* _Task directions_
Reproduce the entries in full, with no changes.

(Dataset entries)
⁂

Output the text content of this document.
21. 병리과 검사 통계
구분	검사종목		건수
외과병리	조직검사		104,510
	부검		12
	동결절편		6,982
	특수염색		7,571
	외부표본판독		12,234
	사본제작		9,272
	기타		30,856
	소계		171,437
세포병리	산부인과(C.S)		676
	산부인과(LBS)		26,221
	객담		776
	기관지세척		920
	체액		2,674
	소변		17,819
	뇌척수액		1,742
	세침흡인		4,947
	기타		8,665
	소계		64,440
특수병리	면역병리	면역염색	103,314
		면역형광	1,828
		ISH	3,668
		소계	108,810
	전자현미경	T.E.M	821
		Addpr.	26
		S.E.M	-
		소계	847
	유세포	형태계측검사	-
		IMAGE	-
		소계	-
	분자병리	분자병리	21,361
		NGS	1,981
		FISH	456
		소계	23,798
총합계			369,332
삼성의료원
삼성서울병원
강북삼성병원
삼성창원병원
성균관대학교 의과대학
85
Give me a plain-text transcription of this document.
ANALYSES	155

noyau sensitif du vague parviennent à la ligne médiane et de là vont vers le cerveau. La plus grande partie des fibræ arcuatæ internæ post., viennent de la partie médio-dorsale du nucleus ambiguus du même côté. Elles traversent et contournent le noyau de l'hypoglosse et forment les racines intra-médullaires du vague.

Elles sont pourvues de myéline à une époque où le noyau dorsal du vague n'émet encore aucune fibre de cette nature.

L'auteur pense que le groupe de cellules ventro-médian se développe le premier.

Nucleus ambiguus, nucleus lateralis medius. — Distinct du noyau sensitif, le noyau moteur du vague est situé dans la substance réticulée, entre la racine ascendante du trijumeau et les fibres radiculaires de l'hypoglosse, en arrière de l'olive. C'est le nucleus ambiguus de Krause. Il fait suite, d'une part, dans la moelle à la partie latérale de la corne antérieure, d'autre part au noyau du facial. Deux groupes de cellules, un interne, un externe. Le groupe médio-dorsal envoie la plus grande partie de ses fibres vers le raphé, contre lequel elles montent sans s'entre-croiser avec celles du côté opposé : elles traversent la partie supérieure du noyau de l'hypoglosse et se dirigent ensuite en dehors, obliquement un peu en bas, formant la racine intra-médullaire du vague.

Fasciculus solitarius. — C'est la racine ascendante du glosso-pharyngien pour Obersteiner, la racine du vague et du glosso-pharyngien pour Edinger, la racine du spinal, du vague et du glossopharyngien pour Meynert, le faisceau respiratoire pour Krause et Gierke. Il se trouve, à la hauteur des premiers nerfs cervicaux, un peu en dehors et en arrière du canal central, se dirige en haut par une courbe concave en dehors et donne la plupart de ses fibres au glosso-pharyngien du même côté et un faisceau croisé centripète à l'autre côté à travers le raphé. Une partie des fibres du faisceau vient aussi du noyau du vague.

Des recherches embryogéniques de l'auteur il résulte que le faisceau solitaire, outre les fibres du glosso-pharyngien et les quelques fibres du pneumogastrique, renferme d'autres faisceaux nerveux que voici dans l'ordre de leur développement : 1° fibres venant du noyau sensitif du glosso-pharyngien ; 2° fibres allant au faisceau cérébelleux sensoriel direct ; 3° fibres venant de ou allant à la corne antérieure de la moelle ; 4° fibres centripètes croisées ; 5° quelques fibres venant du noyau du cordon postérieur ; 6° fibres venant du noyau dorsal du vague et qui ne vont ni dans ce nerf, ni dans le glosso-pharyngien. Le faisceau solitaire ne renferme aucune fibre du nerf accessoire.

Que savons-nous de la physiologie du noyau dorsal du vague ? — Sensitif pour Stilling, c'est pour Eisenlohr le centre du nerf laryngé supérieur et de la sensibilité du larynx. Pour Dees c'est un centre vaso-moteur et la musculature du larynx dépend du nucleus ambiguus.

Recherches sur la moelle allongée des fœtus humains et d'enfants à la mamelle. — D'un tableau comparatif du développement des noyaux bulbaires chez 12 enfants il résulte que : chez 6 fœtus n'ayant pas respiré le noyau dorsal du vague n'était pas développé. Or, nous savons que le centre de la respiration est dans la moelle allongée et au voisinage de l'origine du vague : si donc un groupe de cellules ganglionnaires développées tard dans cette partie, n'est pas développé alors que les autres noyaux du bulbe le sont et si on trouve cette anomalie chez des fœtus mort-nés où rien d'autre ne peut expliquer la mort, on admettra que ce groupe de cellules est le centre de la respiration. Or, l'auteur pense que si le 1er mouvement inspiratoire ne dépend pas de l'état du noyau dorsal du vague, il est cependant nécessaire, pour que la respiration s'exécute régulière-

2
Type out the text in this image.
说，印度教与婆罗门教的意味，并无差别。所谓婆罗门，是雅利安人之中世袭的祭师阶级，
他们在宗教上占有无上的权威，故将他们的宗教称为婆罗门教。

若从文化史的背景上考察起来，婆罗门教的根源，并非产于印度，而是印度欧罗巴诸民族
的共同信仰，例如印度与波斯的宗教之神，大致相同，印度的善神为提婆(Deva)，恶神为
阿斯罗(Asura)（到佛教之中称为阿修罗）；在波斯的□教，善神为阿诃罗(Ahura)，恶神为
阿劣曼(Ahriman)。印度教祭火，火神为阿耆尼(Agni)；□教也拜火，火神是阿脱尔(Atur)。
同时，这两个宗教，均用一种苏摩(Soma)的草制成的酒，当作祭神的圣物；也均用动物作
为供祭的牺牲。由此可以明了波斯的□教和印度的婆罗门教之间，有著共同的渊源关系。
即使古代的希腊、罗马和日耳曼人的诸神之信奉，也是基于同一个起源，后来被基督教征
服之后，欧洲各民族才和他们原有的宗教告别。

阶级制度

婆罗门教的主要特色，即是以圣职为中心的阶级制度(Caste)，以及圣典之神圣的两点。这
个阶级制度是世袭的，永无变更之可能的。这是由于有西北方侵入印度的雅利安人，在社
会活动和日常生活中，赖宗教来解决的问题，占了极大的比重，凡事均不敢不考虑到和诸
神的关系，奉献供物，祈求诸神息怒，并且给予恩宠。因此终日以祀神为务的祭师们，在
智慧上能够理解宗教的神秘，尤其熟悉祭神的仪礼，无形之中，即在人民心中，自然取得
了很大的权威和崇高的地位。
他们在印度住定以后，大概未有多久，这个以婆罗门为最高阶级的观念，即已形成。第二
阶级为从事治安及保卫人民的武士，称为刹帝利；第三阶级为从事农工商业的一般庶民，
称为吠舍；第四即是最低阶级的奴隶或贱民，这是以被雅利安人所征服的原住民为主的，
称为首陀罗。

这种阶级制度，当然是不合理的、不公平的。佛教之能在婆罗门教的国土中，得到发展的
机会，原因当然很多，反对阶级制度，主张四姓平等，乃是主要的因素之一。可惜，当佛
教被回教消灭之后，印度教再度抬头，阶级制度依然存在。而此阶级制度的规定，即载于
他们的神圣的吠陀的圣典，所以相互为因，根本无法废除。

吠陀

⁂

* _Exercise solution_
Output the text content of this document.
21. 병리과 검사 통계
구분	검사종목		건수
외과병리	조직검사		104,510
	부검		12
	동결절편		6,982
	특수염색		7,571
	외부표본판독		12,234
	사본제작		9,272
	기타		30,856
	소계		171,437
세포병리	산부인과(C.S)		676
	산부인과(LBS)		26,221
	객담		776
	기관지세척		920
	체액		2,674
	소변		17,819
	뇌척수액		1,742
	세침흡인		4,947
	기타		8,665
	소계		64,440
특수병리	면역병리	면역염색	103,314
		면역형광	1,828
		ISH	3,668
		소계	108,810
	전자현미경	T.E.M	821
		Addpr.	26
		S.E.M	-
		소계	847
	유세포	형태계측검사	-
		IMAGE	-
		소계	-
	분자병리	분자병리	21,361
		NGS	1,981
		FISH	456
		소계	23,798
총합계			369,332
삼성의료원
삼성서울병원
강북삼성병원
삼성창원병원
성균관대학교 의과대학
85
Give me a plain-text transcription of this document.
ANALYSES	155

noyau sensitif du vague parviennent à la ligne médiane et de là vont vers le cerveau. La plus grande partie des fibræ arcuatæ internæ post., viennent de la partie médio-dorsale du nucleus ambiguus du même côté. Elles traversent et contournent le noyau de l'hypoglosse et forment les racines intra-médullaires du vague.

Elles sont pourvues de myéline à une époque où le noyau dorsal du vague n'émet encore aucune fibre de cette nature.

L'auteur pense que le groupe de cellules ventro-médian se développe le premier.

Nucleus ambiguus, nucleus lateralis medius. — Distinct du noyau sensitif, le noyau moteur du vague est situé dans la substance réticulée, entre la racine ascendante du trijumeau et les fibres radiculaires de l'hypoglosse, en arrière de l'olive. C'est le nucleus ambiguus de Krause. Il fait suite, d'une part, dans la moelle à la partie latérale de la corne antérieure, d'autre part au noyau du facial. Deux groupes de cellules, un interne, un externe. Le groupe médio-dorsal envoie la plus grande partie de ses fibres vers le raphé, contre lequel elles montent sans s'entre-croiser avec celles du côté opposé : elles traversent la partie supérieure du noyau de l'hypoglosse et se dirigent ensuite en dehors, obliquement un peu en bas, formant la racine intra-médullaire du vague.

Fasciculus solitarius. — C'est la racine ascendante du glosso-pharyngien pour Obersteiner, la racine du vague et du glosso-pharyngien pour Edinger, la racine du spinal, du vague et du glossopharyngien pour Meynert, le faisceau respiratoire pour Krause et Gierke. Il se trouve, à la hauteur des premiers nerfs cervicaux, un peu en dehors et en arrière du canal central, se dirige en haut par une courbe concave en dehors et donne la plupart de ses fibres au glosso-pharyngien du même côté et un faisceau croisé centripète à l'autre côté à travers le raphé. Une partie des fibres du faisceau vient aussi du noyau du vague.

Des recherches embryogéniques de l'auteur il résulte que le faisceau solitaire, outre les fibres du glosso-pharyngien et les quelques fibres du pneumogastrique, renferme d'autres faisceaux nerveux que voici dans l'ordre de leur développement : 1° fibres venant du noyau sensitif du glosso-pharyngien ; 2° fibres allant au faisceau cérébelleux sensoriel direct ; 3° fibres venant de ou allant à la corne antérieure de la moelle ; 4° fibres centripètes croisées ; 5° quelques fibres venant du noyau du cordon postérieur ; 6° fibres venant du noyau dorsal du vague et qui ne vont ni dans ce nerf, ni dans le glosso-pharyngien. Le faisceau solitaire ne renferme aucune fibre du nerf accessoire.

Que savons-nous de la physiologie du noyau dorsal du vague ? — Sensitif pour Stilling, c'est pour Eisenlohr le centre du nerf laryngé supérieur et de la sensibilité du larynx. Pour Dees c'est un centre vaso-moteur et la musculature du larynx dépend du nucleus ambiguus.

Recherches sur la moelle allongée des fœtus humains et d'enfants à la mamelle. — D'un tableau comparatif du développement des noyaux bulbaires chez 12 enfants il résulte que : chez 6 fœtus n'ayant pas respiré le noyau dorsal du vague n'était pas développé. Or, nous savons que le centre de la respiration est dans la moelle allongée et au voisinage de l'origine du vague : si donc un groupe de cellules ganglionnaires développées tard dans cette partie, n'est pas développé alors que les autres noyaux du bulbe le sont et si on trouve cette anomalie chez des fœtus mort-nés où rien d'autre ne peut expliquer la mort, on admettra que ce groupe de cellules est le centre de la respiration. Or, l'auteur pense que si le 1er mouvement inspiratoire ne dépend pas de l'état du noyau dorsal du vague, il est cependant nécessaire, pour que la respiration s'exécute régulière-

2
Type out the text in this image.
说，印度教与婆罗门教的意味，并无差别。所谓婆罗门，是雅利安人之中世袭的祭师阶级，
他们在宗教上占有无上的权威，故将他们的宗教称为婆罗门教。

若从文化史的背景上考察起来，婆罗门教的根源，并非产于印度，而是印度欧罗巴诸民族
的共同信仰，例如印度与波斯的宗教之神，大致相同，印度的善神为提婆(Deva)，恶神为
阿斯罗(Asura)（到佛教之中称为阿修罗）；在波斯的□教，善神为阿诃罗(Ahura)，恶神为
阿劣曼(Ahriman)。印度教祭火，火神为阿耆尼(Agni)；□教也拜火，火神是阿脱尔(Atur)。
同时，这两个宗教，均用一种苏摩(Soma)的草制成的酒，当作祭神的圣物；也均用动物作
为供祭的牺牲。由此可以明了波斯的□教和印度的婆罗门教之间，有著共同的渊源关系。
即使古代的希腊、罗马和日耳曼人的诸神之信奉，也是基于同一个起源，后来被基督教征
服之后，欧洲各民族才和他们原有的宗教告别。

阶级制度

婆罗门教的主要特色，即是以圣职为中心的阶级制度(Caste)，以及圣典之神圣的两点。这
个阶级制度是世袭的，永无变更之可能的。这是由于有西北方侵入印度的雅利安人，在社
会活动和日常生活中，赖宗教来解决的问题，占了极大的比重，凡事均不敢不考虑到和诸
神的关系，奉献供物，祈求诸神息怒，并且给予恩宠。因此终日以祀神为务的祭师们，在
智慧上能够理解宗教的神秘，尤其熟悉祭神的仪礼，无形之中，即在人民心中，自然取得
了很大的权威和崇高的地位。
他们在印度住定以后，大概未有多久，这个以婆罗门为最高阶级的观念，即已形成。第二
阶级为从事治安及保卫人民的武士，称为刹帝利；第三阶级为从事农工商业的一般庶民，
称为吠舍；第四即是最低阶级的奴隶或贱民，这是以被雅利安人所征服的原住民为主的，
称为首陀罗。

这种阶级制度，当然是不合理的、不公平的。佛教之能在婆罗门教的国土中，得到发展的
机会，原因当然很多，反对阶级制度，主张四姓平等，乃是主要的因素之一。可惜，当佛
教被回教消灭之后，印度教再度抬头，阶级制度依然存在。而此阶级制度的规定，即载于
他们的神圣的吠陀的圣典，所以相互为因，根本无法废除。

吠陀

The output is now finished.